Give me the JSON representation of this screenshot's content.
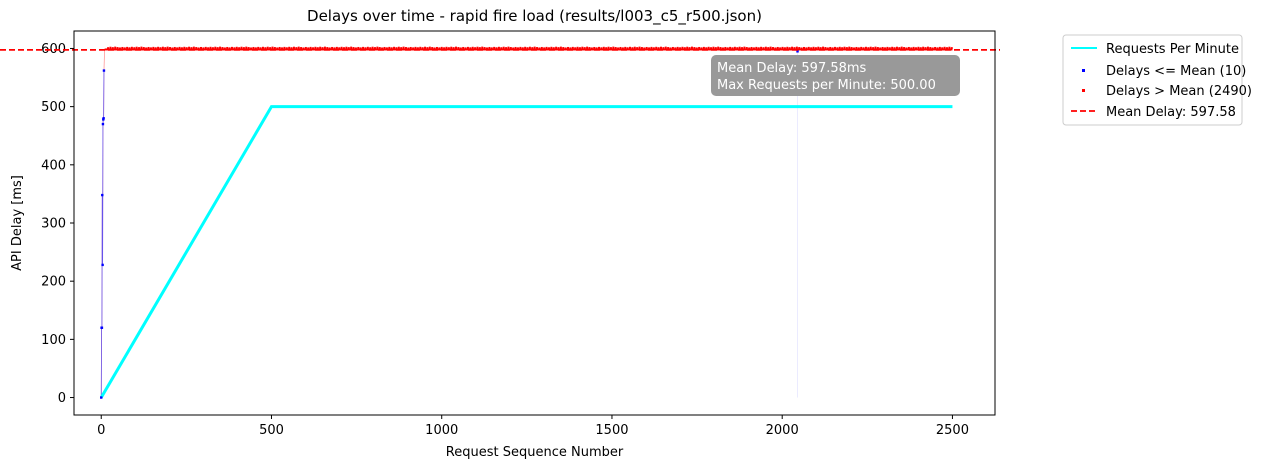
{
  "chart_data": {
    "type": "line",
    "title": "Delays over time - rapid fire load (results/l003_c5_r500.json)",
    "xlabel": "Request Sequence Number",
    "ylabel": "API Delay [ms]",
    "xlim": [
      -80,
      2625
    ],
    "ylim": [
      -30,
      630
    ],
    "xticks": [
      0,
      500,
      1000,
      1500,
      2000,
      2500
    ],
    "yticks": [
      0,
      100,
      200,
      300,
      400,
      500,
      600
    ],
    "grid": false,
    "legend_position": "outside-top-right",
    "series": [
      {
        "name": "Requests Per Minute",
        "kind": "line",
        "color": "#00ffff",
        "x": [
          0,
          500,
          2500
        ],
        "y": [
          0,
          500,
          500
        ]
      },
      {
        "name": "Delays <= Mean (10)",
        "kind": "scatter",
        "color": "#0000ff",
        "x": [
          0,
          1,
          2,
          3,
          4,
          5,
          6,
          7,
          8,
          2045
        ],
        "y": [
          0,
          120,
          120,
          348,
          228,
          470,
          478,
          480,
          562,
          595
        ]
      },
      {
        "name": "Delays > Mean (2490)",
        "kind": "scatter",
        "color": "#ff0000",
        "x_range": [
          10,
          2500
        ],
        "y_band": [
          597,
          600
        ]
      },
      {
        "name": "Mean Delay: 597.58",
        "kind": "hline",
        "color": "#ff0000",
        "y": 597.58
      }
    ],
    "annotation": {
      "lines": [
        "Mean Delay: 597.58ms",
        "Max Requests per Minute:  500.00"
      ]
    }
  }
}
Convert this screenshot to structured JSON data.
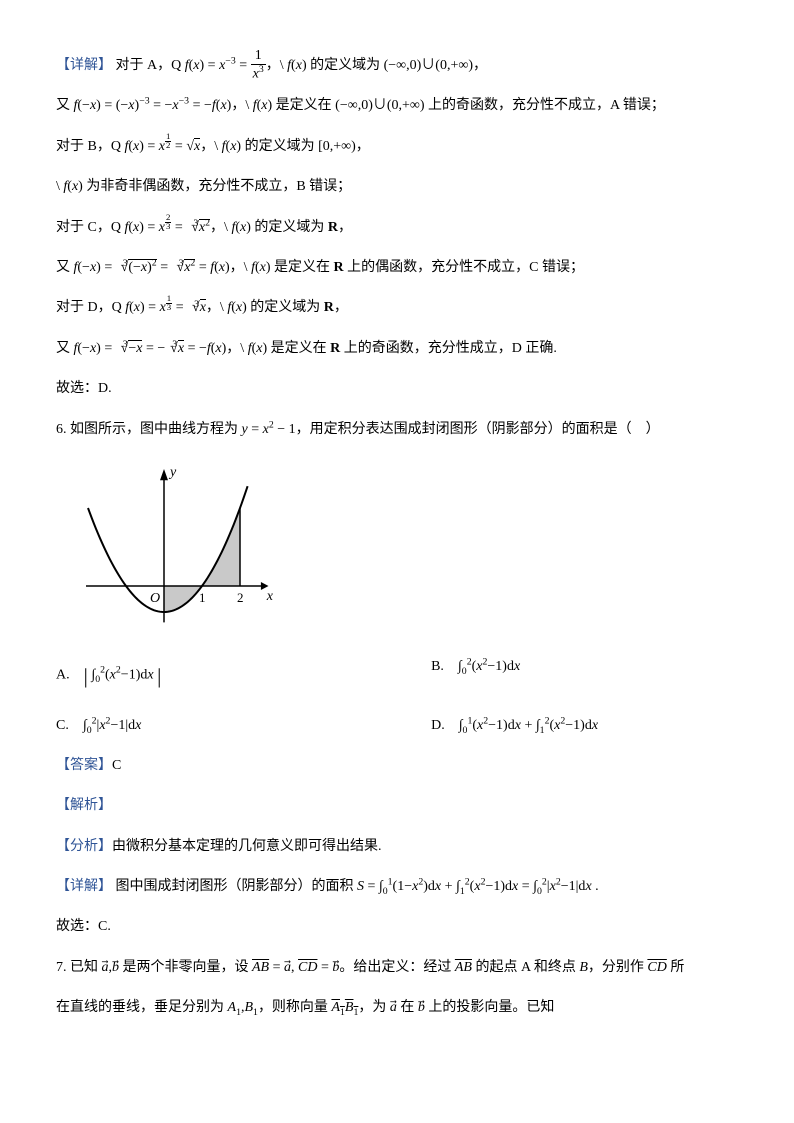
{
  "q5": {
    "detail_label": "【详解】",
    "lineA1": "对于 A，Q f(x) = x⁻³ = 1/x³，\\ f(x) 的定义域为 (−∞,0)∪(0,+∞)，",
    "lineA2": "又 f(−x) = (−x)⁻³ = −x⁻³ = −f(x)，\\ f(x) 是定义在 (−∞,0)∪(0,+∞) 上的奇函数，充分性不成立，A 错误；",
    "lineB1": "对于 B，Q f(x) = x^{1/2} = √x，\\ f(x) 的定义域为 [0,+∞)，",
    "lineB2": "\\ f(x) 为非奇非偶函数，充分性不成立，B 错误；",
    "lineC1_a": "对于 C，Q f(x) = x^{2/3} = ",
    "lineC1_b": "，\\ f(x) 的定义域为 R，",
    "lineC2_a": "又 f(−x) = ",
    "lineC2_b": " = f(x)，\\ f(x) 是定义在 R 上的偶函数，充分性不成立，C 错误；",
    "lineD1_a": "对于 D，Q f(x) = x^{1/3} = ",
    "lineD1_b": "，\\ f(x) 的定义域为 R，",
    "lineD2_a": "又 f(−x) = ",
    "lineD2_b": " = −f(x)，\\ f(x) 是定义在 R 上的奇函数，充分性成立，D 正确.",
    "choose": "故选：D."
  },
  "q6": {
    "num": "6. ",
    "stem": "如图所示，图中曲线方程为 y = x² − 1，用定积分表达围成封闭图形（阴影部分）的面积是（　）",
    "optA_pre": "A.　",
    "optA_math": "| ∫₀²(x²−1)dx |",
    "optB_pre": "B.　",
    "optB_math": "∫₀²(x²−1)dx",
    "optC_pre": "C.　",
    "optC_math": "∫₀²|x²−1|dx",
    "optD_pre": "D.　",
    "optD_math": "∫₀¹(x²−1)dx + ∫₁²(x²−1)dx",
    "ans_label": "【答案】",
    "ans": "C",
    "jiexi_label": "【解析】",
    "fenxi_label": "【分析】",
    "fenxi": "由微积分基本定理的几何意义即可得出结果.",
    "detail_label": "【详解】",
    "detail": "图中围成封闭图形（阴影部分）的面积 S = ∫₀¹(1−x²)dx + ∫₁²(x²−1)dx = ∫₀²|x²−1|dx .",
    "choose": "故选：C.",
    "chart": {
      "width": 190,
      "height": 180,
      "bg": "#ffffff",
      "axis_color": "#000000",
      "curve_color": "#000000",
      "shade_color": "#c9c9c9",
      "ox": 78,
      "oy": 130,
      "sx": 38,
      "sy": 26,
      "xmin": -2.0,
      "xmax": 2.2,
      "labels": {
        "y": "y",
        "x": "x",
        "O": "O",
        "t1": "1",
        "t2": "2"
      }
    }
  },
  "q7": {
    "num": "7. ",
    "line1_a": "已知 a͐, b͐ 是两个非零向量，设 ",
    "ab": "A͞B = a͐",
    "mid1": "，",
    "cd": "C͞D = b͐",
    "line1_b": "。给出定义：经过 A͞B 的起点 A 和终点 B，分别作 C͞D 所",
    "line2": "在直线的垂线，垂足分别为 A₁,B₁，则称向量 A͞₁B͞₁，为 a͐ 在 b͐ 上的投影向量。已知"
  }
}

---*---

Task requirements ->
In the entries above, how many lines contain the word "kind"? Answer with the number only.

In response ->
4